## START STORED DATA

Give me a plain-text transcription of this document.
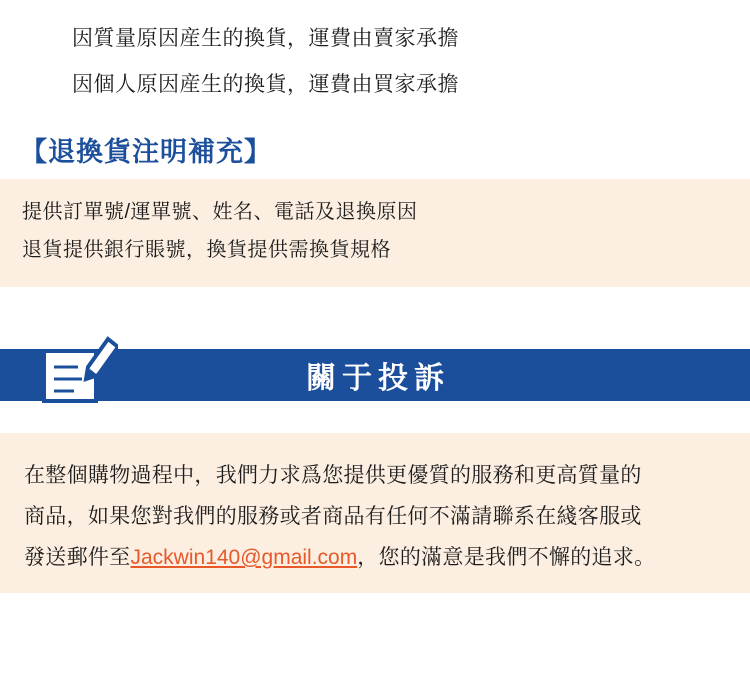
因質量原因産生的換貨，運費由賣家承擔
因個人原因産生的換貨，運費由買家承擔
【退換貨注明補充】
提供訂單號/運單號、姓名、電話及退換原因
退貨提供銀行賬號，換貨提供需換貨規格
關于投訴
在整個購物過程中，我們力求爲您提供更優質的服務和更高質量的
商品，如果您對我們的服務或者商品有任何不滿請聯系在綫客服或
發送郵件至Jackwin140@gmail.com，您的滿意是我們不懈的追求。
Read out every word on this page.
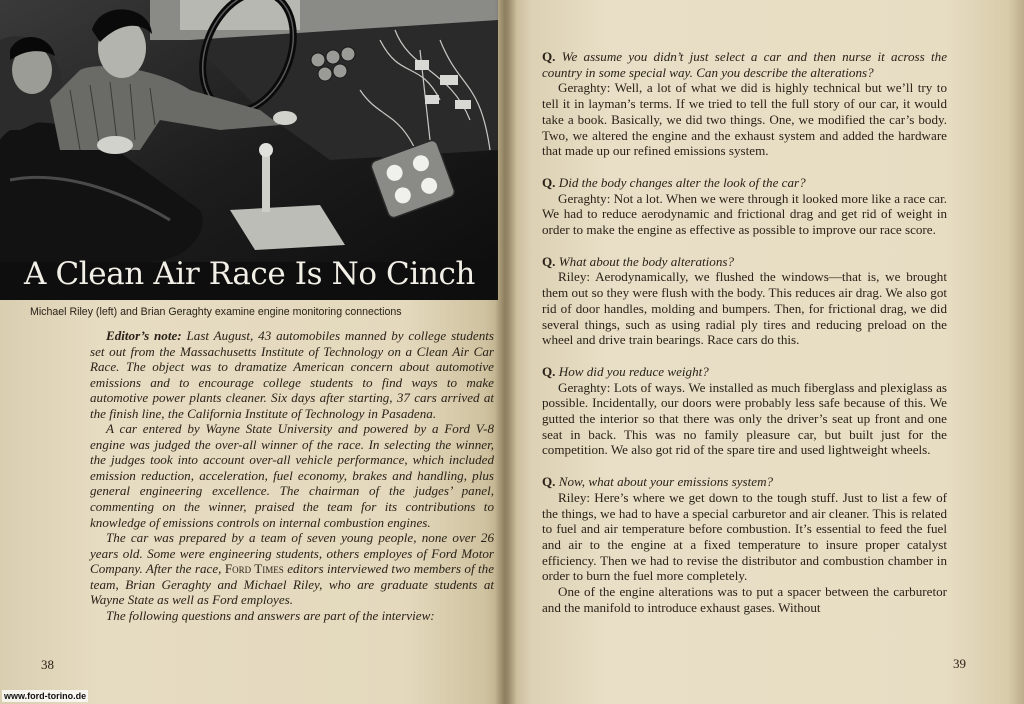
A Clean Air Race Is No Cinch
Michael Riley (left) and Brian Geraghty examine engine monitoring connections

Editor’s note: Last August, 43 automobiles manned by college students set out from the Massachusetts Institute of Technology on a Clean Air Car Race. The object was to dramatize American concern about automotive emissions and to encourage college students to find ways to make automotive power plants cleaner. Six days after starting, 37 cars arrived at the finish line, the California Institute of Technology in Pasadena.

A car entered by Wayne State University and powered by a Ford V-8 engine was judged the over-all winner of the race. In selecting the winner, the judges took into account over-all vehicle performance, which included emission reduction, acceleration, fuel economy, brakes and handling, plus general engineering excellence. The chairman of the judges’ panel, commenting on the winner, praised the team for its contributions to knowledge of emissions controls on internal combustion engines.

The car was prepared by a team of seven young people, none over 26 years old. Some were engineering students, others employes of Ford Motor Company. After the race, Ford Times editors interviewed two members of the team, Brian Geraghty and Michael Riley, who are graduate students at Wayne State as well as Ford employes.

The following questions and answers are part of the interview:

38
www.ford-torino.de

Q. We assume you didn’t just select a car and then nurse it across the country in some special way. Can you describe the alterations?

Geraghty: Well, a lot of what we did is highly technical but we’ll try to tell it in layman’s terms. If we tried to tell the full story of our car, it would take a book. Basically, we did two things. One, we modified the car’s body. Two, we altered the engine and the exhaust system and added the hardware that made up our refined emissions system.

Q. Did the body changes alter the look of the car?

Geraghty: Not a lot. When we were through it looked more like a race car. We had to reduce aerodynamic and frictional drag and get rid of weight in order to make the engine as effective as possible to improve our race score.

Q. What about the body alterations?

Riley: Aerodynamically, we flushed the windows—that is, we brought them out so they were flush with the body. This reduces air drag. We also got rid of door handles, molding and bumpers. Then, for frictional drag, we did several things, such as using radial ply tires and reducing preload on the wheel and drive train bearings. Race cars do this.

Q. How did you reduce weight?

Geraghty: Lots of ways. We installed as much fiberglass and plexiglass as possible. Incidentally, our doors were probably less safe because of this. We gutted the interior so that there was only the driver’s seat up front and one seat in back. This was no family pleasure car, but built just for the competition. We also got rid of the spare tire and used lightweight wheels.

Q. Now, what about your emissions system?

Riley: Here’s where we get down to the tough stuff. Just to list a few of the things, we had to have a special carburetor and air cleaner. This is related to fuel and air temperature before combustion. It’s essential to feed the fuel and air to the engine at a fixed temperature to insure proper catalyst efficiency. Then we had to revise the distributor and combustion chamber in order to burn the fuel more completely.

One of the engine alterations was to put a spacer between the carburetor and the manifold to introduce exhaust gases. Without

39
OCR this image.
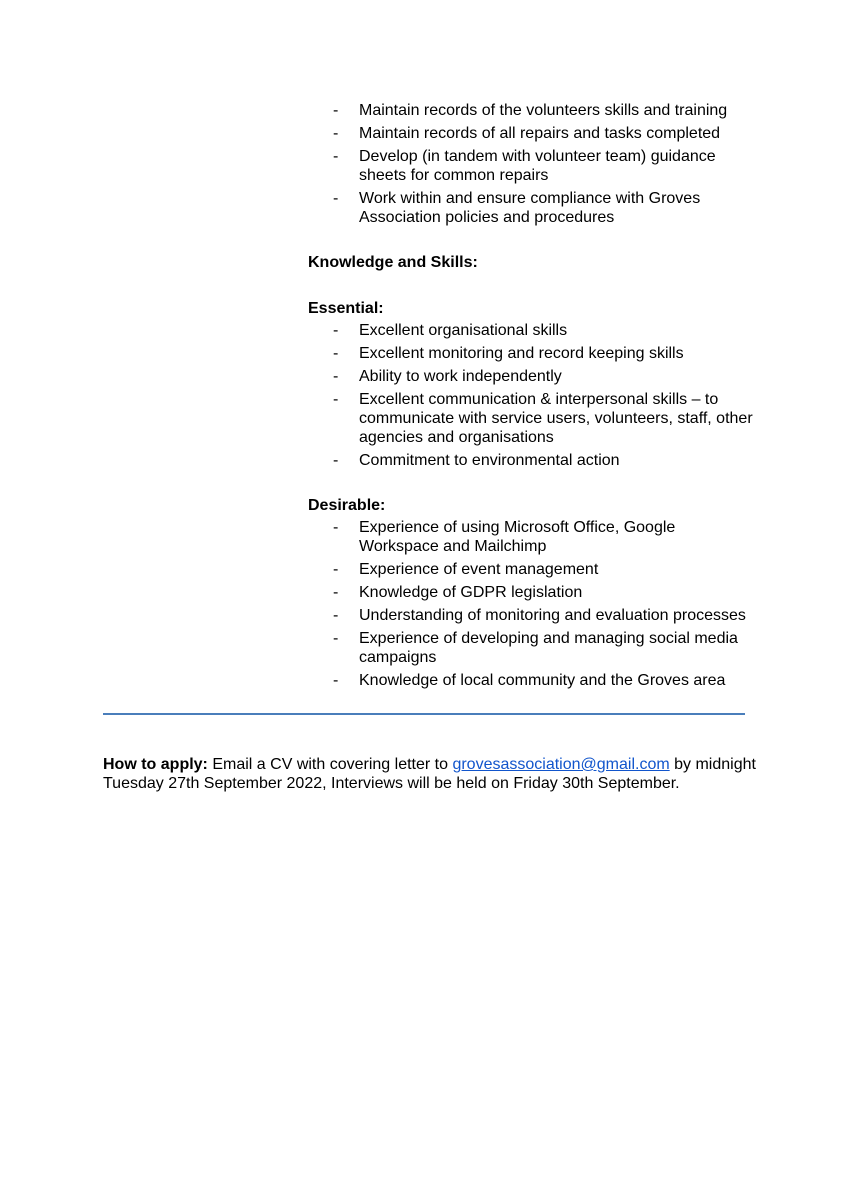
- Maintain records of the volunteers skills and training
- Maintain records of all repairs and tasks completed
- Develop (in tandem with volunteer team) guidance sheets for common repairs
- Work within and ensure compliance with Groves Association policies and procedures
Knowledge and Skills:
Essential:
- Excellent organisational skills
- Excellent monitoring and record keeping skills
- Ability to work independently
- Excellent communication & interpersonal skills – to communicate with service users, volunteers, staff, other agencies and organisations
- Commitment to environmental action
Desirable:
- Experience of using Microsoft Office, Google Workspace and Mailchimp
- Experience of event management
- Knowledge of GDPR legislation
- Understanding of monitoring and evaluation processes
- Experience of developing and managing social media campaigns
- Knowledge of local community and the Groves area
How to apply: Email a CV with covering letter to grovesassociation@gmail.com by midnight Tuesday 27th September 2022, Interviews will be held on Friday 30th September.
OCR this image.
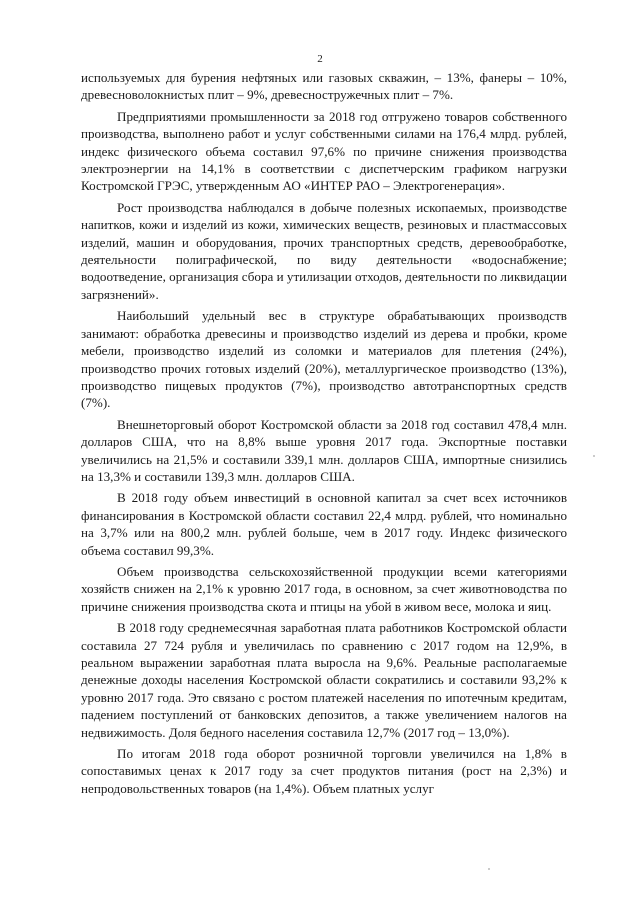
2

используемых для бурения нефтяных или газовых скважин, – 13%, фанеры – 10%, древесноволокнистых плит – 9%, древесностружечных плит – 7%.

Предприятиями промышленности за 2018 год отгружено товаров собственного производства, выполнено работ и услуг собственными силами на 176,4 млрд. рублей, индекс физического объема составил 97,6% по причине снижения производства электроэнергии на 14,1% в соответствии с диспетчерским графиком нагрузки Костромской ГРЭС, утвержденным АО «ИНТЕР РАО – Электрогенерация».

Рост производства наблюдался в добыче полезных ископаемых, производстве напитков, кожи и изделий из кожи, химических веществ, резиновых и пластмассовых изделий, машин и оборудования, прочих транспортных средств, деревообработке, деятельности полиграфической, по виду деятельности «водоснабжение; водоотведение, организация сбора и утилизации отходов, деятельности по ликвидации загрязнений».

Наибольший удельный вес в структуре обрабатывающих производств занимают: обработка древесины и производство изделий из дерева и пробки, кроме мебели, производство изделий из соломки и материалов для плетения (24%), производство прочих готовых изделий (20%), металлургическое производство (13%), производство пищевых продуктов (7%), производство автотранспортных средств (7%).

Внешнеторговый оборот Костромской области за 2018 год составил 478,4 млн. долларов США, что на 8,8% выше уровня 2017 года. Экспортные поставки увеличились на 21,5% и составили 339,1 млн. долларов США, импортные снизились на 13,3% и составили 139,3 млн. долларов США.

В 2018 году объем инвестиций в основной капитал за счет всех источников финансирования в Костромской области составил 22,4 млрд. рублей, что номинально на 3,7% или на 800,2 млн. рублей больше, чем в 2017 году. Индекс физического объема составил 99,3%.

Объем производства сельскохозяйственной продукции всеми категориями хозяйств снижен на 2,1% к уровню 2017 года, в основном, за счет животноводства по причине снижения производства скота и птицы на убой в живом весе, молока и яиц.

В 2018 году среднемесячная заработная плата работников Костромской области составила 27 724 рубля и увеличилась по сравнению с 2017 годом на 12,9%, в реальном выражении заработная плата выросла на 9,6%. Реальные располагаемые денежные доходы населения Костромской области сократились и составили 93,2% к уровню 2017 года. Это связано с ростом платежей населения по ипотечным кредитам, падением поступлений от банковских депозитов, а также увеличением налогов на недвижимость. Доля бедного населения составила 12,7% (2017 год – 13,0%).

По итогам 2018 года оборот розничной торговли увеличился на 1,8% в сопоставимых ценах к 2017 году за счет продуктов питания (рост на 2,3%) и непродовольственных товаров (на 1,4%). Объем платных услуг
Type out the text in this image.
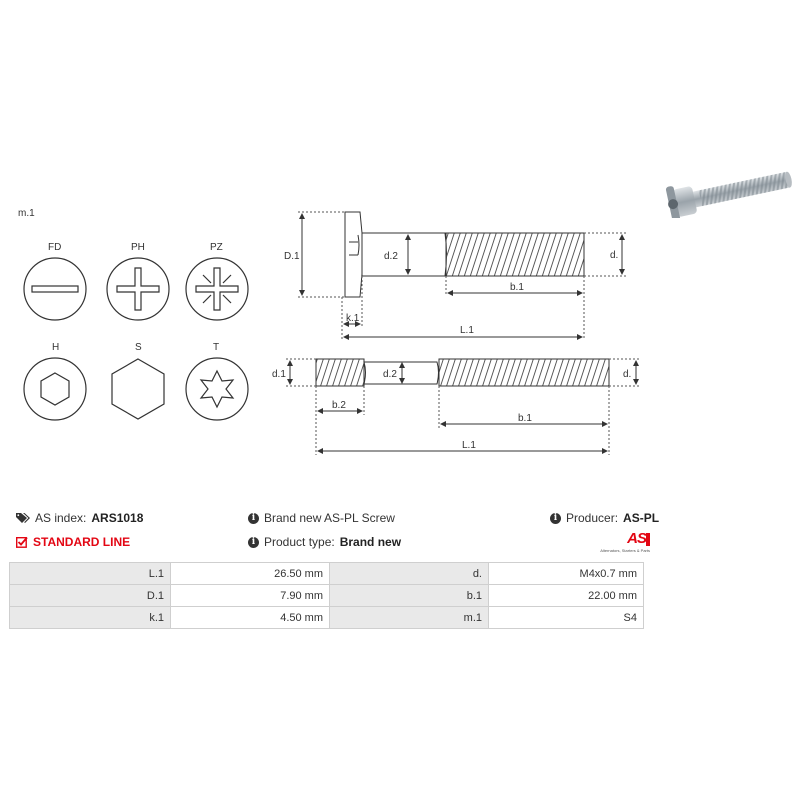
m.1
FD	PH	PZ
H	S	T
D.1	d.2	d.
b.1
k.1
L.1
d.1	d.2	d.
b.2
b.1
L.1
AS index: ARS1018
STANDARD LINE
i Brand new AS-PL Screw
i Product type: Brand new
i Producer: AS-PL
AS
Alternators, Starters & Parts
L.1	26.50 mm	d.	M4x0.7 mm
D.1	7.90 mm	b.1	22.00 mm
k.1	4.50 mm	m.1	S4
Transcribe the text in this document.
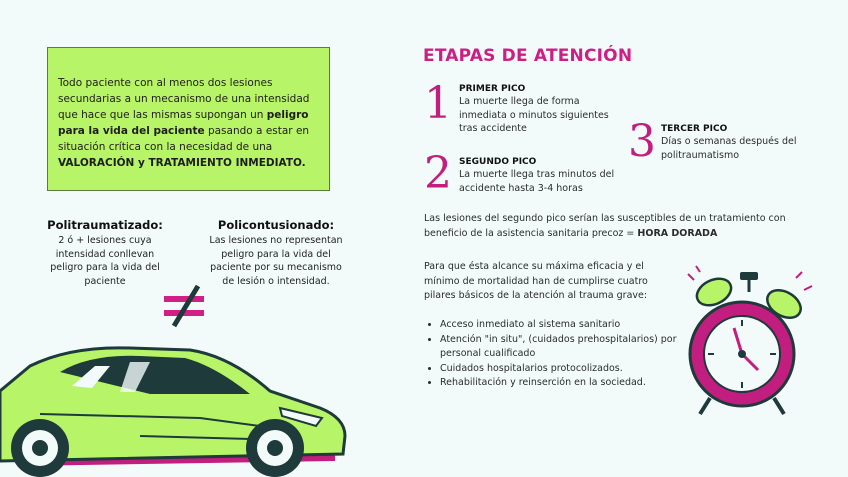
Todo paciente con al menos dos lesiones secundarias a un mecanismo de una intensidad que hace que las mismas supongan un peligro para la vida del paciente pasando a estar en situación crítica con la necesidad de una VALORACIÓN y TRATAMIENTO INMEDIATO.
Politraumatizado:
2 ó + lesiones cuya intensidad conllevan peligro para la vida del paciente
Policontusionado:
Las lesiones no representan peligro para la vida del paciente por su mecanismo de lesión o intensidad.
ETAPAS DE ATENCIÓN
1 PRIMER PICO
La muerte llega de forma inmediata o minutos siguientes tras accidente
2 SEGUNDO PICO
La muerte llega tras minutos del accidente hasta 3-4 horas
3 TERCER PICO
Días o semanas después del politraumatismo
Las lesiones del segundo pico serían las susceptibles de un tratamiento con beneficio de la asistencia sanitaria precoz = HORA DORADA
Para que ésta alcance su máxima eficacia y el mínimo de mortalidad han de cumplirse cuatro pilares básicos de la atención al trauma grave:
• Acceso inmediato al sistema sanitario
• Atención "in situ", (cuidados prehospitalarios) por personal cualificado
• Cuidados hospitalarios protocolizados.
• Rehabilitación y reinserción en la sociedad.
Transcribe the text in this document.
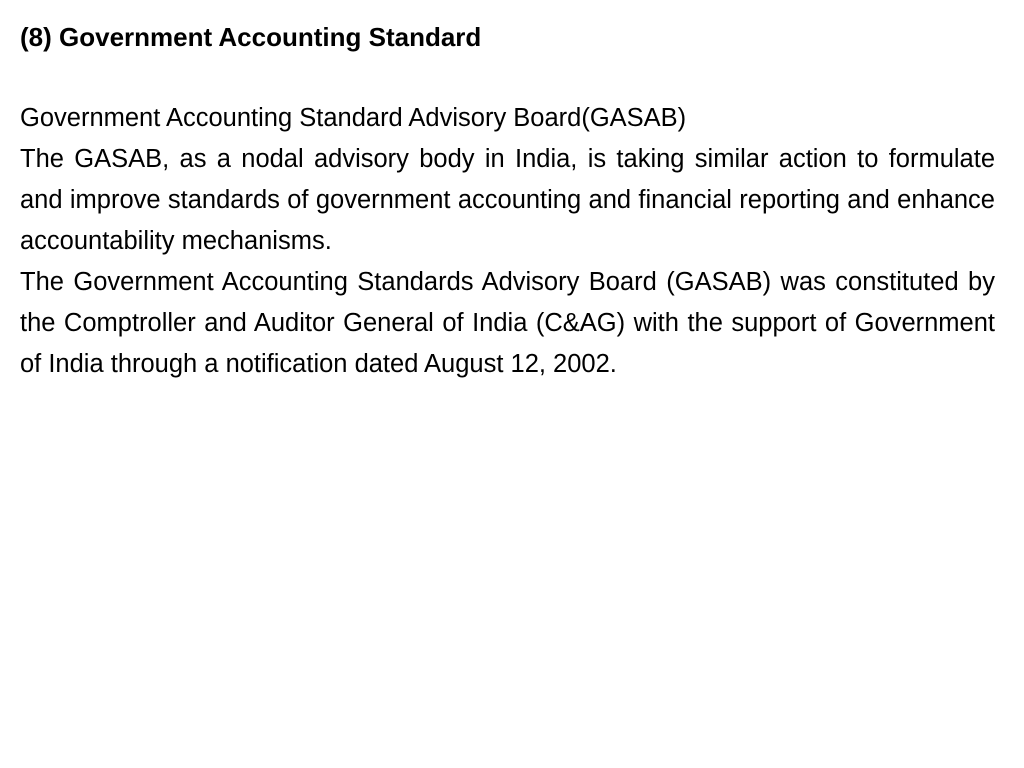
(8) Government Accounting Standard

Government Accounting Standard Advisory Board(GASAB)

The GASAB, as a nodal advisory body in India, is taking similar action to formulate and improve standards of government accounting and financial reporting and enhance accountability mechanisms.

The Government Accounting Standards Advisory Board (GASAB) was constituted by the Comptroller and Auditor General of India (C&AG) with the support of Government of India through a notification dated August 12, 2002.
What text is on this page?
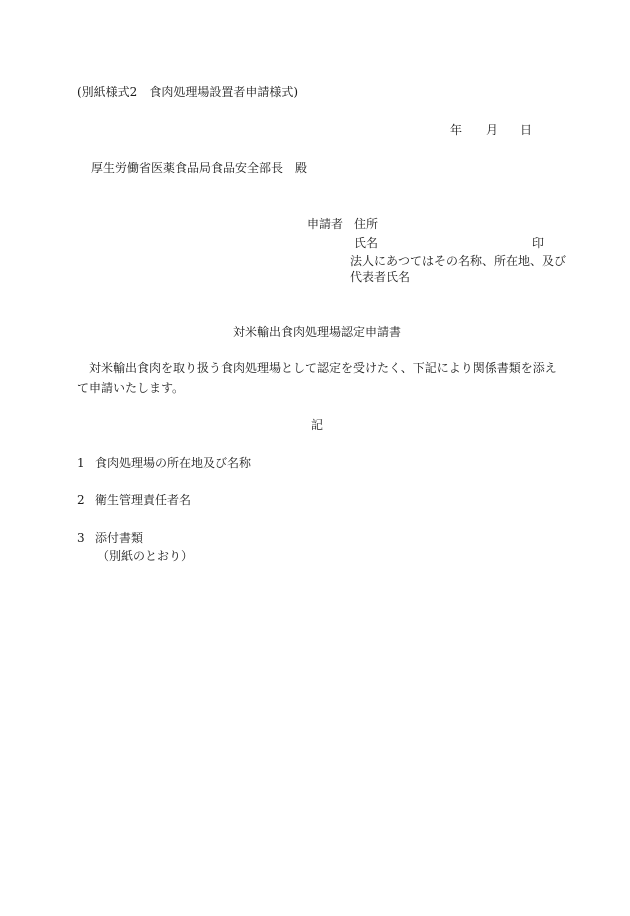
(別紙様式2　食肉処理場設置者申請様式)
年 月 日
厚生労働省医薬食品局食品安全部長　殿
申請者 住所
氏名	印
法人にあつてはその名称、所在地、及び
代表者氏名
対米輸出食肉処理場認定申請書
　対米輸出食肉を取り扱う食肉処理場として認定を受けたく、下記により関係書類を添え
て申請いたします。
記
1 食肉処理場の所在地及び名称
2 衛生管理責任者名
3 添付書類
（別紙のとおり）
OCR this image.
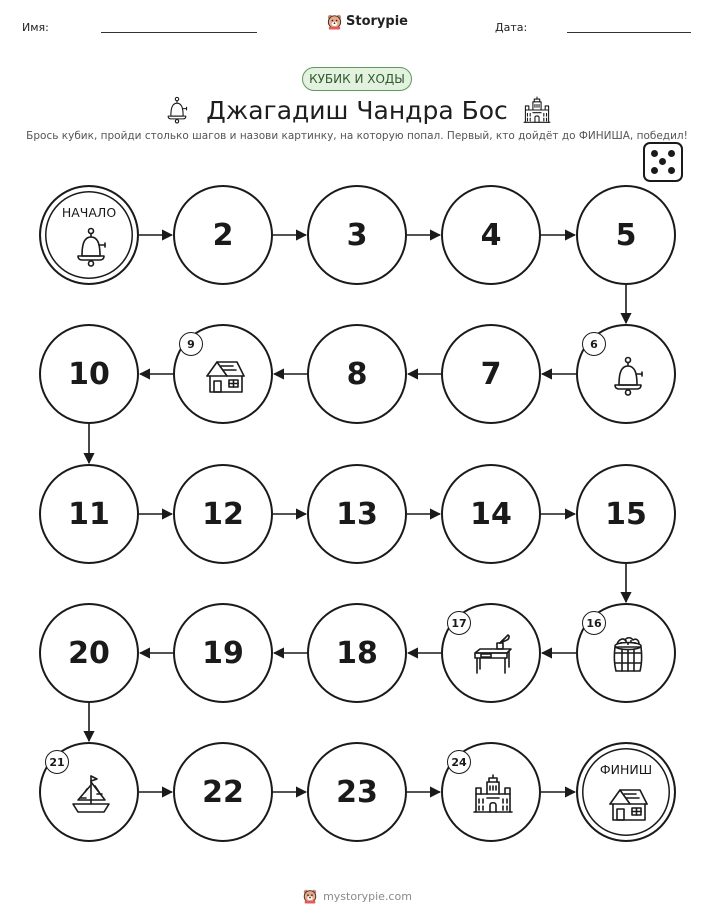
Имя:	Storypie	Дата:
КУБИК И ХОДЫ
Джагадиш Чандра Бос
Брось кубик, пройди столько шагов и назови картинку, на которую попал. Первый, кто дойдёт до ФИНИША, победил!
НАЧАЛО
2	3	4	5
6
7
8
9
10
11	12	13	14	15
16
17
18
19
20
21
22	23
24	ФИНИШ
mystorypie.com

## END STORED DATA

**EXERCISE TASK:** Check each line above for the string "производства" and show the ones that have it.

**REPLY:**
Предприятиями промышленности за 2018 год отгружено товаров собственного производства, выполнено работ и услуг собственными силами на 176,4 млрд. рублей, индекс физического объема составил 97,6% по причине снижения производства электроэнергии на 14,1% в соответствии с диспетчерским графиком нагрузки Костромской ГРЭС, утвержденным АО «ИНТЕР РАО – Электрогенерация».
Рост производства наблюдался в добыче полезных ископаемых, производстве напитков, кожи и изделий из кожи, химических веществ, резиновых и пластмассовых изделий, машин и оборудования, прочих транспортных средств, деревообработке, деятельности полиграфической, по виду деятельности «водоснабжение; водоотведение, организация сбора и утилизации отходов, деятельности по ликвидации загрязнений».
Объем производства сельскохозяйственной продукции всеми категориями хозяйств снижен на 2,1% к уровню 2017 года, в основном, за счет животноводства по причине снижения производства скота и птицы на убой в живом весе, молока и яиц.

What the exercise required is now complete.